Copy out all the lines where "UNITÁRIO" shows up.

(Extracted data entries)
****

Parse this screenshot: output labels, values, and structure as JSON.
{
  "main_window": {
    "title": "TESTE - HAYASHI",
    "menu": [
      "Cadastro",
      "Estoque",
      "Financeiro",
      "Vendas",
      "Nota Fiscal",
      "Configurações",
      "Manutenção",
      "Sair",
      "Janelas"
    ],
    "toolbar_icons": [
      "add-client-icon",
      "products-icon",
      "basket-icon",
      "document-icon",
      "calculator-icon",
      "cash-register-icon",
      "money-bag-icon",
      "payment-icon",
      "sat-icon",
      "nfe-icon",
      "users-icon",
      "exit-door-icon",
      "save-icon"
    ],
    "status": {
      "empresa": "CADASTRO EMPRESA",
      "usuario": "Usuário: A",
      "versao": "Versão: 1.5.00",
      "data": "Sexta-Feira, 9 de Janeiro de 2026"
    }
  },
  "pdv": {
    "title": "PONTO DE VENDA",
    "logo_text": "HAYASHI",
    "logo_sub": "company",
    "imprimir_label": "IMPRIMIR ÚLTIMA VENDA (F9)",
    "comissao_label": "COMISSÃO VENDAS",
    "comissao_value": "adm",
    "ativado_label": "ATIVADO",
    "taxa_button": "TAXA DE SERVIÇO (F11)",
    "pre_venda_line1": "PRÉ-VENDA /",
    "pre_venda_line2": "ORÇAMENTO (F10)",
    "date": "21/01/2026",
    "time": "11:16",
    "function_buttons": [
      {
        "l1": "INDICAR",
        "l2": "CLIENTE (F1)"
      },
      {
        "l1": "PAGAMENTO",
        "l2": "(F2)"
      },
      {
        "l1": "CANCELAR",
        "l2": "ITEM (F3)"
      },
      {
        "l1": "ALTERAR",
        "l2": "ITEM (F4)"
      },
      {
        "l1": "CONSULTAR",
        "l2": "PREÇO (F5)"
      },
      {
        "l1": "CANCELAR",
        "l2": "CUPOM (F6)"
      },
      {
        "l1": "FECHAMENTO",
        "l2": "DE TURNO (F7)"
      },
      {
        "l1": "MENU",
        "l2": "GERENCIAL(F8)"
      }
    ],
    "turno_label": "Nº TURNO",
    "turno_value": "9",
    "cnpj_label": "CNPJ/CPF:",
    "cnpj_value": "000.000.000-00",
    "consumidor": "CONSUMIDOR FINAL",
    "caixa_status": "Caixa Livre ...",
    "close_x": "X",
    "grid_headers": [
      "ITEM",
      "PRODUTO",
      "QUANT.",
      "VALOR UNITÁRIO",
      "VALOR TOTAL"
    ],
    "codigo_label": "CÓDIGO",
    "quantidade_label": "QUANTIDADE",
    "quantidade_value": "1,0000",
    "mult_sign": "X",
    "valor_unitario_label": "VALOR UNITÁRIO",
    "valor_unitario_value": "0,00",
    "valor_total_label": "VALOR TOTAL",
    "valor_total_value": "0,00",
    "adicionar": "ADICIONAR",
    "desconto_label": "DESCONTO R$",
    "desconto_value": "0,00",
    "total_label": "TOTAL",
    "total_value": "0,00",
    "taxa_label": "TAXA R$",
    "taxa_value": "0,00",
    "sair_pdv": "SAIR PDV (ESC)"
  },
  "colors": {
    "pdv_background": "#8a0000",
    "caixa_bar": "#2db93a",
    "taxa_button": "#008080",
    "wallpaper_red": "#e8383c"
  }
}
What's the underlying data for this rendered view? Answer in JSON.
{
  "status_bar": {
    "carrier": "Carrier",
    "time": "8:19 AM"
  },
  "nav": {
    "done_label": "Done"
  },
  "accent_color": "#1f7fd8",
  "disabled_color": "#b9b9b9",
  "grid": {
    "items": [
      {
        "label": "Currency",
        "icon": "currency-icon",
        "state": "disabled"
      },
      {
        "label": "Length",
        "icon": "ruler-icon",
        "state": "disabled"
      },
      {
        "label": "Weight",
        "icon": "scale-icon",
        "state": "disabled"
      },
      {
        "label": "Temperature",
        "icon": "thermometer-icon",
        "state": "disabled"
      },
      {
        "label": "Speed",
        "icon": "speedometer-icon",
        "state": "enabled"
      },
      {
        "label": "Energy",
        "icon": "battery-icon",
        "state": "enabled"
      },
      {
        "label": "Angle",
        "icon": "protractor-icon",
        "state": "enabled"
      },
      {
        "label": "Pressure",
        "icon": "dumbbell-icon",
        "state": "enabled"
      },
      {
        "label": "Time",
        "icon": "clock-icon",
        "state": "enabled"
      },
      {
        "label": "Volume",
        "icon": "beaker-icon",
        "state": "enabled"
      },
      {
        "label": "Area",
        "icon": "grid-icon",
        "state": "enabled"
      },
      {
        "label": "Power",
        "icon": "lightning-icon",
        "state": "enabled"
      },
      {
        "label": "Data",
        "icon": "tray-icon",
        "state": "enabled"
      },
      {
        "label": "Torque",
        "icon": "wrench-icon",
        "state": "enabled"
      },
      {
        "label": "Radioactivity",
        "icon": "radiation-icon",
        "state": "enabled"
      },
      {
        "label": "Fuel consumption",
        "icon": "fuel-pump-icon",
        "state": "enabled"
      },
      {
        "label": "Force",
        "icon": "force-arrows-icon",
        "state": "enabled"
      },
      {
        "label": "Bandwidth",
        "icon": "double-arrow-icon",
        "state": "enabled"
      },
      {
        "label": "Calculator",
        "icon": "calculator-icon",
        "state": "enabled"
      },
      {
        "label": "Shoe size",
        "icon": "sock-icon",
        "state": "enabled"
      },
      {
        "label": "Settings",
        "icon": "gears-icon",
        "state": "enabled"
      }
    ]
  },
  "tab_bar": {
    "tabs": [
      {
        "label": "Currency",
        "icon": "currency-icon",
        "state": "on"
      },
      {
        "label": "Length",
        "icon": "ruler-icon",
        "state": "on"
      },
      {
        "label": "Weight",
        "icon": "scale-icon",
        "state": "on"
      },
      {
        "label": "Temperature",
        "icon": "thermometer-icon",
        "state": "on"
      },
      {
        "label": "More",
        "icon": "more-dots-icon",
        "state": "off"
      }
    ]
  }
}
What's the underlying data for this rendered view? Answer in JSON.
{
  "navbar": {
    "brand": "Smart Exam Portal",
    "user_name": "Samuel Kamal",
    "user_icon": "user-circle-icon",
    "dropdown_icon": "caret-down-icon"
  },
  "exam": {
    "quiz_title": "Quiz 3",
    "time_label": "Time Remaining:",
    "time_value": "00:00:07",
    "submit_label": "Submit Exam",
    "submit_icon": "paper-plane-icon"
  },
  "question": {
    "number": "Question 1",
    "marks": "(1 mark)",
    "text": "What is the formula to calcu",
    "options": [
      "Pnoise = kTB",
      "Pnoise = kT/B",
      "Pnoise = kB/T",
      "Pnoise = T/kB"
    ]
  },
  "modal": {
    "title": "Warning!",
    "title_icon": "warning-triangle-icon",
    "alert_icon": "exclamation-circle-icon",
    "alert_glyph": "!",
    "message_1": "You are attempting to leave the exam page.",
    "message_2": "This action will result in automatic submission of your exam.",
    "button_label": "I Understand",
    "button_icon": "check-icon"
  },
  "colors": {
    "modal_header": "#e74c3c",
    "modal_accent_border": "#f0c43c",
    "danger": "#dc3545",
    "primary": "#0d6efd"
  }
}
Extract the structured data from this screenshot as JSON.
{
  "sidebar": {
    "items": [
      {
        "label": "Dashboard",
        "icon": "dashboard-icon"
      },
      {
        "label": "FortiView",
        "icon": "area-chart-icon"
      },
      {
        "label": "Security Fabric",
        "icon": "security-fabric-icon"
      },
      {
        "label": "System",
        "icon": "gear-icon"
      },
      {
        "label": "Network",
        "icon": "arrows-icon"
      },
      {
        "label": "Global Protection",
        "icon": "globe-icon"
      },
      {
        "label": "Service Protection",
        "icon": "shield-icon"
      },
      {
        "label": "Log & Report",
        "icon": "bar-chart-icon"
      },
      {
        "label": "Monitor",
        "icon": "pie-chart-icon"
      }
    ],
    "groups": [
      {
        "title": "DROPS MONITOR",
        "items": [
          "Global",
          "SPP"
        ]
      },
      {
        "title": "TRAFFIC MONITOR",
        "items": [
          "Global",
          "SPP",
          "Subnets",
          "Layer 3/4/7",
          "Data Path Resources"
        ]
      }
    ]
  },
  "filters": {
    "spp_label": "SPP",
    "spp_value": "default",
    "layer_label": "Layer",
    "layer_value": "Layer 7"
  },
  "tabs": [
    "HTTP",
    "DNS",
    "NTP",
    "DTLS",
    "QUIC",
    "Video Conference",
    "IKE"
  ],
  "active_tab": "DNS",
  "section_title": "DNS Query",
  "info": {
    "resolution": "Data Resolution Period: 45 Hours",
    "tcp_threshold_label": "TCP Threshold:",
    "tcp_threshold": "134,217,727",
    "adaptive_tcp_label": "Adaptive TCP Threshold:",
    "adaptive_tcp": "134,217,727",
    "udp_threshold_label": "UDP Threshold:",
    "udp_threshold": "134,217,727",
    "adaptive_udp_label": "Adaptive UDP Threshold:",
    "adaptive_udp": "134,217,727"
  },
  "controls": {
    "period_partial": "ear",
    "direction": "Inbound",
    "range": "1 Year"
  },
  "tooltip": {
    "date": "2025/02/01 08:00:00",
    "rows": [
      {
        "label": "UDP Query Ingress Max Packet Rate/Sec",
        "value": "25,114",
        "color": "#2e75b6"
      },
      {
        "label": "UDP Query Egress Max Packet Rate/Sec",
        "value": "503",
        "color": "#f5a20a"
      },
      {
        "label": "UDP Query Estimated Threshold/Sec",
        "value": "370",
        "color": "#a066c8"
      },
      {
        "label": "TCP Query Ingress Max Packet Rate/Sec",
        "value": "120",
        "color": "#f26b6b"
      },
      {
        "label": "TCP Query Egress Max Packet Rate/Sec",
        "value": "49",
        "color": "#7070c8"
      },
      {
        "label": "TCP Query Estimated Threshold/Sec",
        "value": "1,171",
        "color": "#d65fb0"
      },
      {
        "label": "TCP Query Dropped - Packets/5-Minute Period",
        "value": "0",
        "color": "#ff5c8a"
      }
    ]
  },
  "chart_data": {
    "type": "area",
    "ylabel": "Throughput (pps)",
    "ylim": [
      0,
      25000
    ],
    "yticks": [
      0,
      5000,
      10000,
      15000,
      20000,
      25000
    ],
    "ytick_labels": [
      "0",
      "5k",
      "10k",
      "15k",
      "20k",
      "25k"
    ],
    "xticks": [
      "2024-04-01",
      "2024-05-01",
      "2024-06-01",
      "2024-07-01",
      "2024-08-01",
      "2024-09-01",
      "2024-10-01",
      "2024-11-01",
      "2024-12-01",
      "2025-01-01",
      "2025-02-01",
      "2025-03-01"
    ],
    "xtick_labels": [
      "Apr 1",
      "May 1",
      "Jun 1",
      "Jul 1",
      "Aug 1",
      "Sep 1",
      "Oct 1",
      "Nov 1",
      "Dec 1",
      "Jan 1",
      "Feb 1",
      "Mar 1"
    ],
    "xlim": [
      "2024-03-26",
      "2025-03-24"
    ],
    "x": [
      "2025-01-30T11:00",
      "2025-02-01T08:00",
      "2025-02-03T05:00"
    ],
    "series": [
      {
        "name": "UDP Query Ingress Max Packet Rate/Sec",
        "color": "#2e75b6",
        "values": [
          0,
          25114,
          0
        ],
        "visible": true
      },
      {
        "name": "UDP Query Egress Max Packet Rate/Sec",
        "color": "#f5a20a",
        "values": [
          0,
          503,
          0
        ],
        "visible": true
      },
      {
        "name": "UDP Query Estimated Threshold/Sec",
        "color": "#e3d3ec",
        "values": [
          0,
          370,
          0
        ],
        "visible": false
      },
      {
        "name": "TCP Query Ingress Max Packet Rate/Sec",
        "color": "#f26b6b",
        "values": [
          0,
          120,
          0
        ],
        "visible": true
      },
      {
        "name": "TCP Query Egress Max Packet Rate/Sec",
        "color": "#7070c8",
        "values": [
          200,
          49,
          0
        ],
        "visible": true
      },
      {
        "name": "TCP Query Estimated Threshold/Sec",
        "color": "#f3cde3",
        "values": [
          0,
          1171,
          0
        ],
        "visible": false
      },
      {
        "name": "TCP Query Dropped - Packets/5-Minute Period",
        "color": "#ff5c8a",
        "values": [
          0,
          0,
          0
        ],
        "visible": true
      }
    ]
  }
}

****

# RESULT OF THE TASK
      "VALOR UNITÁRIO",
    "valor_unitario_label": "VALOR UNITÁRIO",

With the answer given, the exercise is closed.